» WHAT IS BEING ASKED: Transcribe every entry word for word, but skip the images.

Collected data:
__________________________________________________

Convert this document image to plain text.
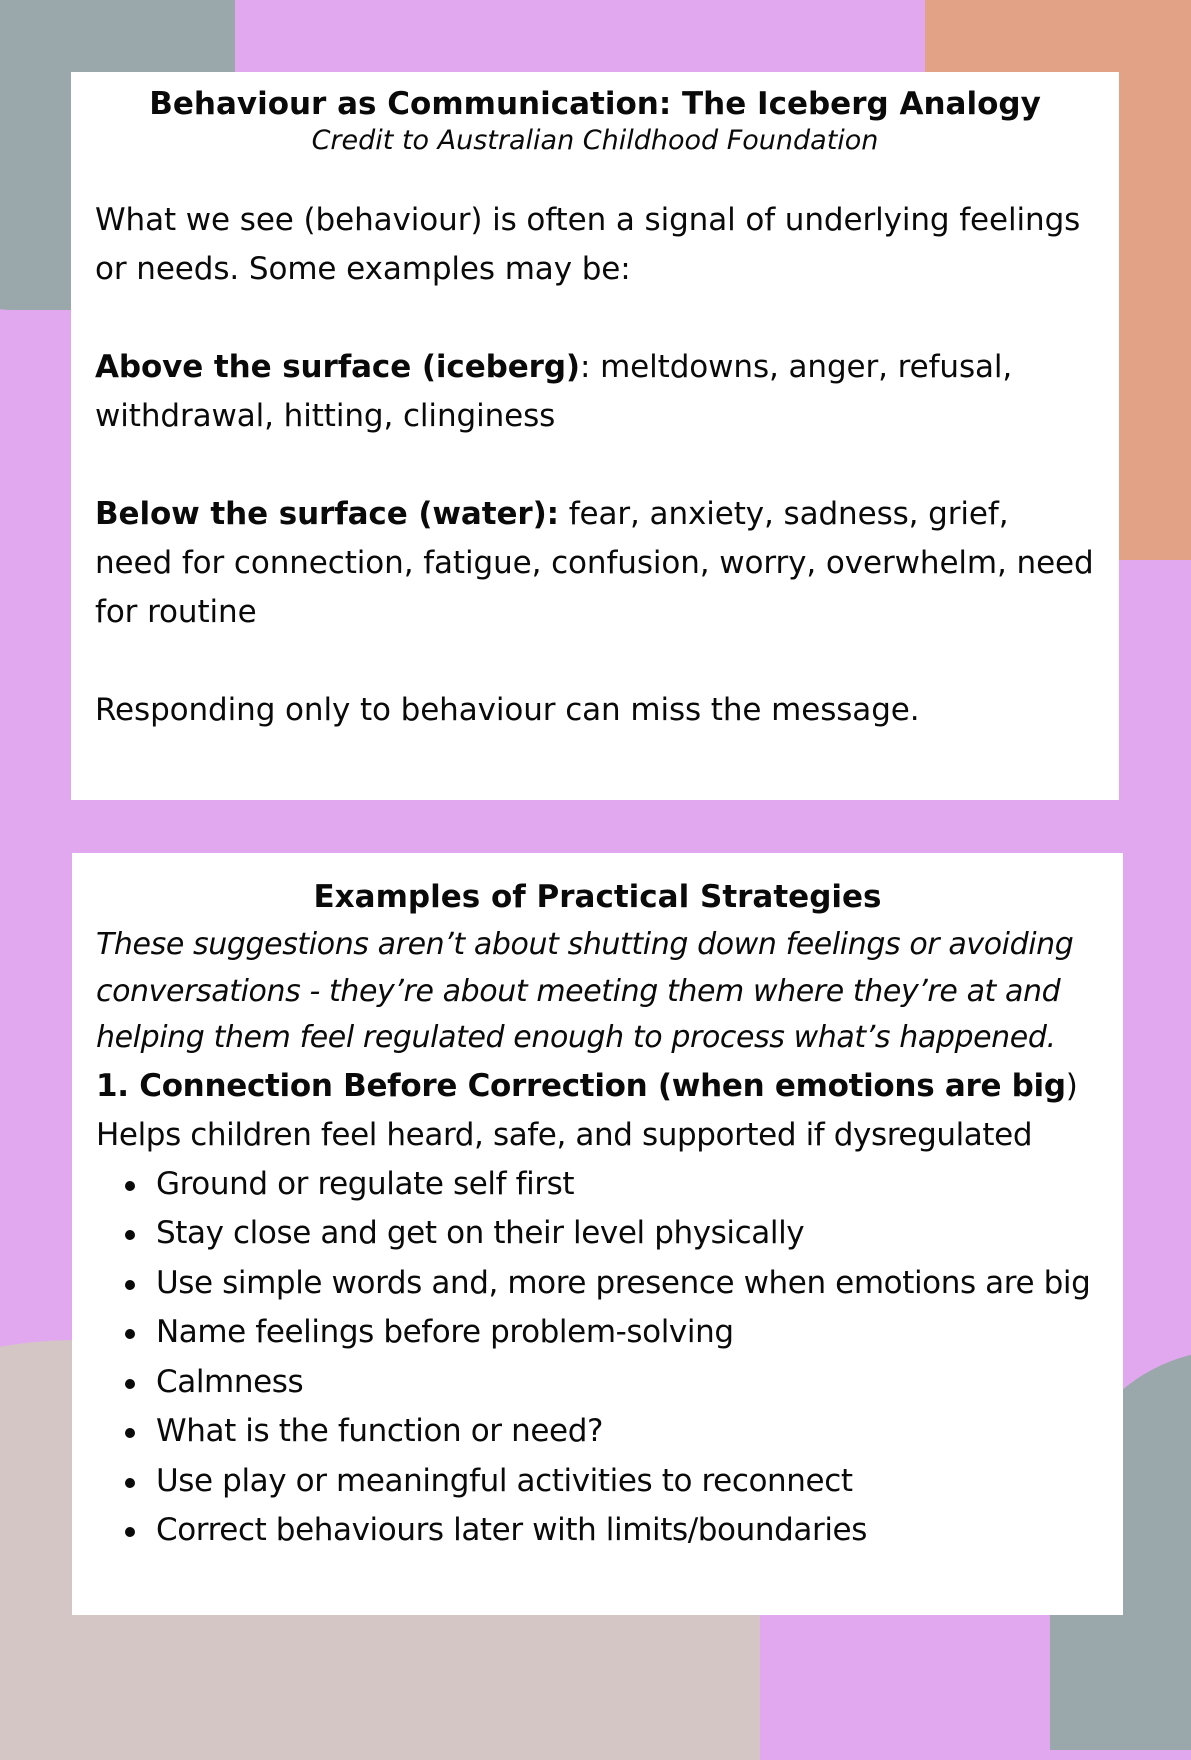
Behaviour as Communication: The Iceberg Analogy

Credit to Australian Childhood Foundation

What we see (behaviour) is often a signal of underlying feelings or needs. Some examples may be:

Above the surface (iceberg): meltdowns, anger, refusal, withdrawal, hitting, clinginess

Below the surface (water): fear, anxiety, sadness, grief, need for connection, fatigue, confusion, worry, overwhelm, need for routine

Responding only to behaviour can miss the message.

Examples of Practical Strategies

These suggestions aren’t about shutting down feelings or avoiding conversations - they’re about meeting them where they’re at and helping them feel regulated enough to process what’s happened.

1. Connection Before Correction (when emotions are big)

Helps children feel heard, safe, and supported if dysregulated

Ground or regulate self first
Stay close and get on their level physically
Use simple words and, more presence when emotions are big
Name feelings before problem-solving
Calmness
What is the function or need?
Use play or meaningful activities to reconnect
Correct behaviours later with limits/boundaries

__________________________________________________

» SOLUTION:
Convert this document image to plain text.
Behaviour as Communication: The Iceberg Analogy

Credit to Australian Childhood Foundation

What we see (behaviour) is often a signal of underlying feelings or needs. Some examples may be:

Above the surface (iceberg): meltdowns, anger, refusal, withdrawal, hitting, clinginess

Below the surface (water): fear, anxiety, sadness, grief, need for connection, fatigue, confusion, worry, overwhelm, need for routine

Responding only to behaviour can miss the message.

Examples of Practical Strategies

These suggestions aren’t about shutting down feelings or avoiding conversations - they’re about meeting them where they’re at and helping them feel regulated enough to process what’s happened.

1. Connection Before Correction (when emotions are big)

Helps children feel heard, safe, and supported if dysregulated

Ground or regulate self first
Stay close and get on their level physically
Use simple words and, more presence when emotions are big
Name feelings before problem-solving
Calmness
What is the function or need?
Use play or meaningful activities to reconnect
Correct behaviours later with limits/boundaries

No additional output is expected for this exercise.